▶ _To do_
Reproduce all of the data below without alteration; exclude every picture.

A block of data
╭──

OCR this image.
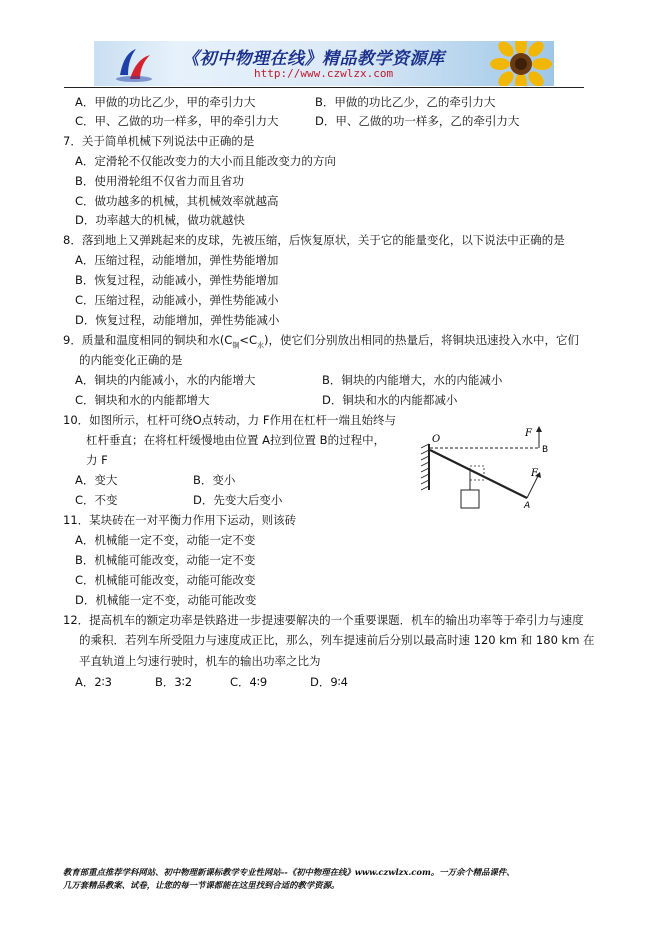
《初中物理在线》精品教学资源库
http://www.czwlzx.com
A．甲做的功比乙少，甲的牵引力大	B．甲做的功比乙少，乙的牵引力大
C．甲、乙做的功一样多，甲的牵引力大	D．甲、乙做的功一样多，乙的牵引力大
7．关于简单机械下列说法中正确的是
A．定滑轮不仅能改变力的大小而且能改变力的方向
B．使用滑轮组不仅省力而且省功
C．做功越多的机械，其机械效率就越高
D．功率越大的机械，做功就越快
8．落到地上又弹跳起来的皮球，先被压缩，后恢复原状，关于它的能量变化，以下说法中正确的是
A．压缩过程，动能增加，弹性势能增加
B．恢复过程，动能减小，弹性势能增加
C．压缩过程，动能减小，弹性势能减小
D．恢复过程，动能增加，弹性势能减小
9．质量和温度相同的铜块和水$(C_铜<C_水)$，使它们分别放出相同的热量后，将铜块迅速投入水中，它们
的内能变化正确的是
A．铜块的内能减小，水的内能增大	B．铜块的内能增大，水的内能减小
C．铜块和水的内能都增大	D．铜块和水的内能都减小
10．如图所示，杠杆可绕O点转动，力 F作用在杠杆一端且始终与
杠杆垂直；在将杠杆缓慢地由位置 A拉到位置 B的过程中，
力 F
A．变大	B．变小
C．不变	D．先变大后变小
O
F
B
F
A
11．某块砖在一对平衡力作用下运动，则该砖
A．机械能一定不变，动能一定不变
B．机械能可能改变，动能一定不变
C．机械能可能改变，动能可能改变
D．机械能一定不变，动能可能改变
12．提高机车的额定功率是铁路进一步提速要解决的一个重要课题．机车的输出功率等于牵引力与速度
的乘积．若列车所受阻力与速度成正比，那么，列车提速前后分别以最高时速 120 km 和 180 km 在
平直轨道上匀速行驶时，机车的输出功率之比为
A．2∶3	B．3∶2	C．4∶9	D．9∶4
教育部重点推荐学科网站、初中物理新课标教学专业性网站--《初中物理在线》www.czwlzx.com。一万余个精品课件、
几万套精品教案、试卷，让您的每一节课都能在这里找到合适的教学资源。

╰──

▶ _Written solution_
OCR this image.
《初中物理在线》精品教学资源库
http://www.czwlzx.com
A．甲做的功比乙少，甲的牵引力大	B．甲做的功比乙少，乙的牵引力大
C．甲、乙做的功一样多，甲的牵引力大	D．甲、乙做的功一样多，乙的牵引力大
7．关于简单机械下列说法中正确的是
A．定滑轮不仅能改变力的大小而且能改变力的方向
B．使用滑轮组不仅省力而且省功
C．做功越多的机械，其机械效率就越高
D．功率越大的机械，做功就越快
8．落到地上又弹跳起来的皮球，先被压缩，后恢复原状，关于它的能量变化，以下说法中正确的是
A．压缩过程，动能增加，弹性势能增加
B．恢复过程，动能减小，弹性势能增加
C．压缩过程，动能减小，弹性势能减小
D．恢复过程，动能增加，弹性势能减小
9．质量和温度相同的铜块和水$(C_铜<C_水)$，使它们分别放出相同的热量后，将铜块迅速投入水中，它们
的内能变化正确的是
A．铜块的内能减小，水的内能增大	B．铜块的内能增大，水的内能减小
C．铜块和水的内能都增大	D．铜块和水的内能都减小
10．如图所示，杠杆可绕O点转动，力 F作用在杠杆一端且始终与
杠杆垂直；在将杠杆缓慢地由位置 A拉到位置 B的过程中，
力 F
A．变大	B．变小
C．不变	D．先变大后变小
O
F
B
F
A
11．某块砖在一对平衡力作用下运动，则该砖
A．机械能一定不变，动能一定不变
B．机械能可能改变，动能一定不变
C．机械能可能改变，动能可能改变
D．机械能一定不变，动能可能改变
12．提高机车的额定功率是铁路进一步提速要解决的一个重要课题．机车的输出功率等于牵引力与速度
的乘积．若列车所受阻力与速度成正比，那么，列车提速前后分别以最高时速 120 km 和 180 km 在
平直轨道上匀速行驶时，机车的输出功率之比为
A．2∶3	B．3∶2	C．4∶9	D．9∶4
教育部重点推荐学科网站、初中物理新课标教学专业性网站--《初中物理在线》www.czwlzx.com。一万余个精品课件、
几万套精品教案、试卷，让您的每一节课都能在这里找到合适的教学资源。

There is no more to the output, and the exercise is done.